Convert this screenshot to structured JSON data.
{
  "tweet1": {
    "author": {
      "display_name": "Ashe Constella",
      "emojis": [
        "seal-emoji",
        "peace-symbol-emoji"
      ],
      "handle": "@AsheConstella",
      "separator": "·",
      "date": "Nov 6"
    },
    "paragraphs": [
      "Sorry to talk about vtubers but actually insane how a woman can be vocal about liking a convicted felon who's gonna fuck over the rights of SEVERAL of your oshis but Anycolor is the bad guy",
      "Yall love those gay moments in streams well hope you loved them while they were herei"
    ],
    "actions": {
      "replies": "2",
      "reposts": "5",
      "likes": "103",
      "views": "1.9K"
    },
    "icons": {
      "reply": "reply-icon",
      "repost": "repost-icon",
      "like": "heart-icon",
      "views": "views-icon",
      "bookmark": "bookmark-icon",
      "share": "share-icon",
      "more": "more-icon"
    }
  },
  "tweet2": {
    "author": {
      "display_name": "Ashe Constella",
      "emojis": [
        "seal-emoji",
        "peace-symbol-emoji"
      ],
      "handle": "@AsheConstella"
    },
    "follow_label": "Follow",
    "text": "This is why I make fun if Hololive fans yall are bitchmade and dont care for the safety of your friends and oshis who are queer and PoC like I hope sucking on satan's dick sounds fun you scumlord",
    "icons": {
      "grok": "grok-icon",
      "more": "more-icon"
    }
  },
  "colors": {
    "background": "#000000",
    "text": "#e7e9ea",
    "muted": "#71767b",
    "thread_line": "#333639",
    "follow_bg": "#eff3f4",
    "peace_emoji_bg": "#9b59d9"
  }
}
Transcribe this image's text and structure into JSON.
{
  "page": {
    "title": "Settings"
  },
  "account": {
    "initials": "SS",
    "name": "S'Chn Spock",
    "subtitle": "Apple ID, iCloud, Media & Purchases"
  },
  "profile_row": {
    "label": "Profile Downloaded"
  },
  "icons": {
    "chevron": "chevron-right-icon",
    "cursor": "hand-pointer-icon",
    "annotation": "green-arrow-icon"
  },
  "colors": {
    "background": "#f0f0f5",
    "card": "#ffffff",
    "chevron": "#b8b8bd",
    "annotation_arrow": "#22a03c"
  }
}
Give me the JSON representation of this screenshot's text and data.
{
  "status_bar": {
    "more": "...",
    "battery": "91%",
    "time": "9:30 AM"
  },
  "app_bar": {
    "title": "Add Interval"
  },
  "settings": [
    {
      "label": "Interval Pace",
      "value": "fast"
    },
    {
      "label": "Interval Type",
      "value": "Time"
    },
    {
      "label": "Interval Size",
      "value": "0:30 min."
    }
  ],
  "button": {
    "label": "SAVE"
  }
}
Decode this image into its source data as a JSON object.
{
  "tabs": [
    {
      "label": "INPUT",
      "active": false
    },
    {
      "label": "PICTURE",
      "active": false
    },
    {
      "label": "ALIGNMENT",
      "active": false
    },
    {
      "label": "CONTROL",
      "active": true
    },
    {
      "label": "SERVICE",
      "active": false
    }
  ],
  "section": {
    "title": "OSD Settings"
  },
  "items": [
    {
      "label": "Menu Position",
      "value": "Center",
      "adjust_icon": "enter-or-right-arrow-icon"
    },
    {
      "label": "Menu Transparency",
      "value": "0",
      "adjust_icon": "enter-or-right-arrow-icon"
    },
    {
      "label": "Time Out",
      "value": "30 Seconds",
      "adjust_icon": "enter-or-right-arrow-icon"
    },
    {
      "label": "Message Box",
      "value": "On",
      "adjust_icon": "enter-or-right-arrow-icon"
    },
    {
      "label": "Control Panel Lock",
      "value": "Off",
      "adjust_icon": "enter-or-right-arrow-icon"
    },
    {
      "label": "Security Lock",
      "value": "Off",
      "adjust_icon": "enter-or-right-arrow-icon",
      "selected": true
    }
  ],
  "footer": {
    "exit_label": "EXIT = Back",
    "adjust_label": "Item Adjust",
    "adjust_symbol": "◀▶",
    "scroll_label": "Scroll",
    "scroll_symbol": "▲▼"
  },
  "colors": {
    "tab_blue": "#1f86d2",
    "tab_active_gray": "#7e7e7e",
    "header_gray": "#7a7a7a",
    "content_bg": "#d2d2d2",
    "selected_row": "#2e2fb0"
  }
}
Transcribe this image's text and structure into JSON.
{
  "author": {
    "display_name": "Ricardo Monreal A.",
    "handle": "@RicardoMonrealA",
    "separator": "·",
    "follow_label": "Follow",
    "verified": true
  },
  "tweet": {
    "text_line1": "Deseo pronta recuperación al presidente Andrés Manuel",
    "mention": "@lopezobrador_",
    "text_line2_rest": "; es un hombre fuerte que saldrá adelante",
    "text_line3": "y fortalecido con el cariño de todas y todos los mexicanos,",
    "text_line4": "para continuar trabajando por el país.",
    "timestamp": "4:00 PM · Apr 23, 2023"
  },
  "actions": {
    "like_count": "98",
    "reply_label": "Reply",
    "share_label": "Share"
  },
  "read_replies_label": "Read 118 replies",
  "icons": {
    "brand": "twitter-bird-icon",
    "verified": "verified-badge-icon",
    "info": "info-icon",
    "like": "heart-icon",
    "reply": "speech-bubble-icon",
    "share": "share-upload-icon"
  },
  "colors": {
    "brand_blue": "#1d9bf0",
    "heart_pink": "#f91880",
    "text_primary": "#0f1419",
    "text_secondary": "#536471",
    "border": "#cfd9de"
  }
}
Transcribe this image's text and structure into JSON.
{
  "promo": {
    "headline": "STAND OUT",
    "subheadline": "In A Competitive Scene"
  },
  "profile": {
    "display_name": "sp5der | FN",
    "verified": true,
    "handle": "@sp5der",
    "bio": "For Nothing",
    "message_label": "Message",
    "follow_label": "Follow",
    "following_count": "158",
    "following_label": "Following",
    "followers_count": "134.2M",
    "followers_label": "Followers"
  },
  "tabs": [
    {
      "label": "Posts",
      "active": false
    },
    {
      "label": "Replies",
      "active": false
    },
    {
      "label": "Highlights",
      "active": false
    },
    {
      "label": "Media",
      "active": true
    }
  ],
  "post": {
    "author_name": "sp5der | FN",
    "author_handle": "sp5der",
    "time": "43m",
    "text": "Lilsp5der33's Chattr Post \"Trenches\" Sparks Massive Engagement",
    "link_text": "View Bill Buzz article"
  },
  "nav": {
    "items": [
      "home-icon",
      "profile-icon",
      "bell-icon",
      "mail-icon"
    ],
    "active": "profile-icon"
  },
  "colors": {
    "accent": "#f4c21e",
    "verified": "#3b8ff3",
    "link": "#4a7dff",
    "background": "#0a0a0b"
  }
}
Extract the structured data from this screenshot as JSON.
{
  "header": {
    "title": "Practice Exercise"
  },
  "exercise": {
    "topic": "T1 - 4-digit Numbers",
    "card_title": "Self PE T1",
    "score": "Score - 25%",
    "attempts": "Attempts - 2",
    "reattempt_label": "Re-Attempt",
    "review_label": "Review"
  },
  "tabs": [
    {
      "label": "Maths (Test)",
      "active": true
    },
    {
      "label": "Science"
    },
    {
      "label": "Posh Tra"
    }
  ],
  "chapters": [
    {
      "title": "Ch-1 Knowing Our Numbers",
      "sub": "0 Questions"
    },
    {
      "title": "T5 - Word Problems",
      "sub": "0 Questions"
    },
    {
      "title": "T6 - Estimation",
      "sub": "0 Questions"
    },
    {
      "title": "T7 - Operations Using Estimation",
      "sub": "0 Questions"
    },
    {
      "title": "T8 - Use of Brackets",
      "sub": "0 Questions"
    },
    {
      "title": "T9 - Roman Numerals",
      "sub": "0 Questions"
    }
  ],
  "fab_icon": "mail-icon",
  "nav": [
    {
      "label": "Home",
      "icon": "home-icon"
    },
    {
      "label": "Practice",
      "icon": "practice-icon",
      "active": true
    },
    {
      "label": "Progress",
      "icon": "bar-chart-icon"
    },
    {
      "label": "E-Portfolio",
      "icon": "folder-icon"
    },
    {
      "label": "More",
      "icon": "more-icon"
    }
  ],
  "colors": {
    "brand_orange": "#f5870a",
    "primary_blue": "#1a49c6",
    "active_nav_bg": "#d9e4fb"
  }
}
..............................
Find the lines with the string "screenshot" and reproduce them.

**Answer to this exercise**
Convert this screenshot to structured JSON data.
Give me the JSON representation of this screenshot's text and data.
Extract the structured data from this screenshot as JSON.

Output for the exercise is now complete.